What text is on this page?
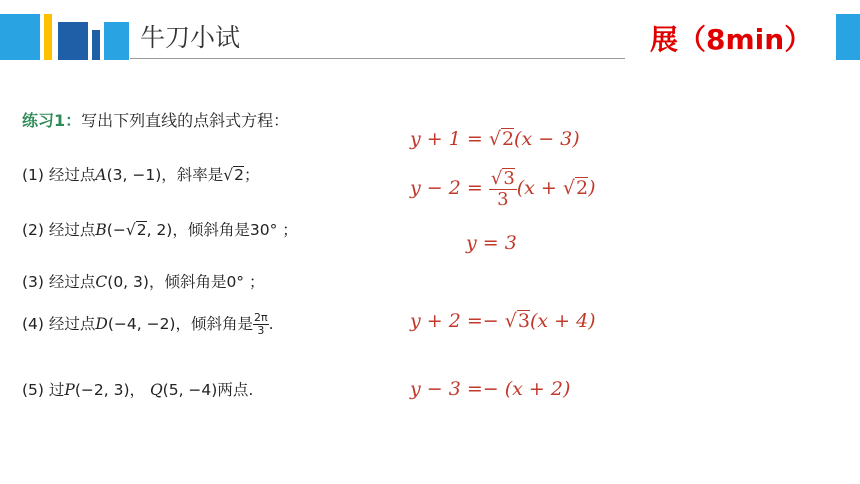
牛刀小试	展（8min）
练习1：写出下列直线的点斜式方程：
(1) 经过点A(3, −1)，斜率是√2；
(2) 经过点B(−√2, 2)，倾斜角是30° ；
(3) 经过点C(0, 3)，倾斜角是0° ；
(4) 经过点D(−4, −2)，倾斜角是 $\frac{2\pi}{3}$ .
(5) 过P(−2, 3)， Q(5, −4)两点.
y + 1 = √2(x − 3)
$y - 2 = \frac{√3}{3} (x + √2)$
y = 3
y + 2 =− √3(x + 4)
y − 3 =− (x + 2)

────────

__WHAT IS ASKED__:
Repeat all of the records verbatim, leaving out the pictures.

__OUTPUT__:
What text is on this page?
牛刀小试	展（8min）
练习1：写出下列直线的点斜式方程：
(1) 经过点A(3, −1)，斜率是√2；
(2) 经过点B(−√2, 2)，倾斜角是30° ；
(3) 经过点C(0, 3)，倾斜角是0° ；
(4) 经过点D(−4, −2)，倾斜角是 $\frac{2\pi}{3}$ .
(5) 过P(−2, 3)， Q(5, −4)两点.
y + 1 = √2(x − 3)
$y - 2 = \frac{√3}{3} (x + √2)$
y = 3
y + 2 =− √3(x + 4)
y − 3 =− (x + 2)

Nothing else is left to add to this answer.